Count lines with the string "English" in them. State the number alone.

[Extracted records]
------------------------------------------------------------

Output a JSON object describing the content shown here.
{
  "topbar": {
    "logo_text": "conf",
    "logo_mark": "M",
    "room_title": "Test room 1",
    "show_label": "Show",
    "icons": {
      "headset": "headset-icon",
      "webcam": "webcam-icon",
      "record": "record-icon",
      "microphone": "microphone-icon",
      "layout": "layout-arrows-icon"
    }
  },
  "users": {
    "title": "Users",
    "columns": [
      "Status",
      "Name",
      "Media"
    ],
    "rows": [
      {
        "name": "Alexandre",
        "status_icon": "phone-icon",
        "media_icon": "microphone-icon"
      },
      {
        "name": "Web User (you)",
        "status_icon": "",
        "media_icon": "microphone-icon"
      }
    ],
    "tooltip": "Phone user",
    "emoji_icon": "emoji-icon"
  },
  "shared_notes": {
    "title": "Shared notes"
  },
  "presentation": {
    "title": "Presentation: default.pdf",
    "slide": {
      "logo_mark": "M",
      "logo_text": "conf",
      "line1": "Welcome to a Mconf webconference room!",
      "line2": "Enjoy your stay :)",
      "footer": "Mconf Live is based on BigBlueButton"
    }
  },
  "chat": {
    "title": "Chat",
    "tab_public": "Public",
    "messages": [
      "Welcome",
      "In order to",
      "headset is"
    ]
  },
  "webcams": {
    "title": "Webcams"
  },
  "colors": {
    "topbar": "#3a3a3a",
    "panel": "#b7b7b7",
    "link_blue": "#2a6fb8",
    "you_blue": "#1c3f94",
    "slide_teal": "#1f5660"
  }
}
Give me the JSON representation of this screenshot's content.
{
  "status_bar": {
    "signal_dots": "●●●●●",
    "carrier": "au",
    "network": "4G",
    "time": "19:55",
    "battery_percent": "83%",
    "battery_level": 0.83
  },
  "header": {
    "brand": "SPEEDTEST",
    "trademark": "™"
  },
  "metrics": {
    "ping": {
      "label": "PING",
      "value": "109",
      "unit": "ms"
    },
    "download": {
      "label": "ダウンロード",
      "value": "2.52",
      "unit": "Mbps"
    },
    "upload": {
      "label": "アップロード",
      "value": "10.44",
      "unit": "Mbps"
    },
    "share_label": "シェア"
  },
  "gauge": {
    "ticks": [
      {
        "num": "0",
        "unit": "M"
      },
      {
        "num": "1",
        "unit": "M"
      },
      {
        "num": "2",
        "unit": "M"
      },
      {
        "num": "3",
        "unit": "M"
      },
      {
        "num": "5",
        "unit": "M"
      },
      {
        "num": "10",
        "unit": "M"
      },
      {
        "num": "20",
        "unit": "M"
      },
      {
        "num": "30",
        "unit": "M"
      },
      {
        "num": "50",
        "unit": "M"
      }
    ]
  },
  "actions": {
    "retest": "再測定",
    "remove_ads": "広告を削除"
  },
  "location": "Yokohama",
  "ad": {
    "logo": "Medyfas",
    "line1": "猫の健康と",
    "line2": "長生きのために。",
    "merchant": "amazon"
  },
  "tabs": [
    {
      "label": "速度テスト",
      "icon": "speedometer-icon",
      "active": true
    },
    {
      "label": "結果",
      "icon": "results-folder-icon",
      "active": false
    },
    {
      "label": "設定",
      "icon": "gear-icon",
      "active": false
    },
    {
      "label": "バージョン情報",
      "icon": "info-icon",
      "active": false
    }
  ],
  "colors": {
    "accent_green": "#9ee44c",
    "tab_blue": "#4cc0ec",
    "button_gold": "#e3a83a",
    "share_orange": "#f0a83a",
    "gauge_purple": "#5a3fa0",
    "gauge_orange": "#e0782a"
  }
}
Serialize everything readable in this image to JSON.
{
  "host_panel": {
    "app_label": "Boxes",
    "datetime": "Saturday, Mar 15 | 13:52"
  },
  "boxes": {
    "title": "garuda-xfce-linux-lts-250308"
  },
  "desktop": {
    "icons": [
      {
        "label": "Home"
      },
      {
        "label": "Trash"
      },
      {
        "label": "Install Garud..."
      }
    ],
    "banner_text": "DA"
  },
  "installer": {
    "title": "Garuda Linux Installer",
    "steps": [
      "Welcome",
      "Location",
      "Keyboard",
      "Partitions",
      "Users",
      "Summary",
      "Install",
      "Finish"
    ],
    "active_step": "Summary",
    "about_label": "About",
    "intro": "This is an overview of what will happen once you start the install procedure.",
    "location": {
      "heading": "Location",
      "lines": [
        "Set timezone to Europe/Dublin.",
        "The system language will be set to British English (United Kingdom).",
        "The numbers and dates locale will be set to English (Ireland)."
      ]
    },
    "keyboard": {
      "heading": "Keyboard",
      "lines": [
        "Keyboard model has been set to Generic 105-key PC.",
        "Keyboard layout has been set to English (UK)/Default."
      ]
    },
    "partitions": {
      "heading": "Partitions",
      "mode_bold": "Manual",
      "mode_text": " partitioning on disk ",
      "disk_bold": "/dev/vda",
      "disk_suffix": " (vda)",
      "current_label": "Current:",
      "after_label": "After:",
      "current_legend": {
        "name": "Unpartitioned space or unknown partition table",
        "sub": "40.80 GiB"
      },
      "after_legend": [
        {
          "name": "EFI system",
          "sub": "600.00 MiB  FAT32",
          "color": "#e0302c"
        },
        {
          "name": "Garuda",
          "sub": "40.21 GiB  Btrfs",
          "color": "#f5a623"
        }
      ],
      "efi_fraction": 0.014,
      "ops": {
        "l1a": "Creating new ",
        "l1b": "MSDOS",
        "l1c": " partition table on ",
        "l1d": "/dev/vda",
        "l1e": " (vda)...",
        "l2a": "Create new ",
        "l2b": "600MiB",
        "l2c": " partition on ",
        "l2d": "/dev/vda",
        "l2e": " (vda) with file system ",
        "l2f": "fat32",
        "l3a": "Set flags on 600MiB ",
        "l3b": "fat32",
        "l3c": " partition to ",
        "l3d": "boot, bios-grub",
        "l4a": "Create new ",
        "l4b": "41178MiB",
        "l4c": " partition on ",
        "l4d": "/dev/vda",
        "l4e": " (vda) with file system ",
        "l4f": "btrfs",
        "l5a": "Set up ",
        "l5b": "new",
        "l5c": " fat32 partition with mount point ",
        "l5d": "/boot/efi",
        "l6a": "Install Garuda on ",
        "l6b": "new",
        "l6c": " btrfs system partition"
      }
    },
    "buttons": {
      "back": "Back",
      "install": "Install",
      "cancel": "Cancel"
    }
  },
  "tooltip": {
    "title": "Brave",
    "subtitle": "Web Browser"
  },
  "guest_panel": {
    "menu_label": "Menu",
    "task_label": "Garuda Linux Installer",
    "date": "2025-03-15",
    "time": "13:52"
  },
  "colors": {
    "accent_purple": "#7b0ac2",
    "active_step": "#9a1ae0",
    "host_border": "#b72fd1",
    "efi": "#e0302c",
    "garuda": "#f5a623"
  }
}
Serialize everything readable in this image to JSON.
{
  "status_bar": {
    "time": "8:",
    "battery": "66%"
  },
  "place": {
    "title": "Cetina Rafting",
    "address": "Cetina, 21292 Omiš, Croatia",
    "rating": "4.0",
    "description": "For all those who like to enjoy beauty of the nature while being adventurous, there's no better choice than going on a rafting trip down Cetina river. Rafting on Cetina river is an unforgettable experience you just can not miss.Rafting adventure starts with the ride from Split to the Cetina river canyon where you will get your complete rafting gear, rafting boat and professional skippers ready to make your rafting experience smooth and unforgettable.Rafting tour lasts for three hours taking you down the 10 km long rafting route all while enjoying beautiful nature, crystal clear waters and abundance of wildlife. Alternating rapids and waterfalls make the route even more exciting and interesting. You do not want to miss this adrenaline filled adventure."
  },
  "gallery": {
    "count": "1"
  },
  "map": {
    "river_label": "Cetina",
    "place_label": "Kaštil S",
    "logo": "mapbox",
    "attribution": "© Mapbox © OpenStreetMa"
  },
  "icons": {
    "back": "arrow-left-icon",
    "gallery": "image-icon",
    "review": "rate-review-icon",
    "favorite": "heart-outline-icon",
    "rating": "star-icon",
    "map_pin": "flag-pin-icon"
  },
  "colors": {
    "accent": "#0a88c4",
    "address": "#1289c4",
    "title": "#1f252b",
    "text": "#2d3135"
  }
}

------------------------------------------------------------

» **Right answer**:
3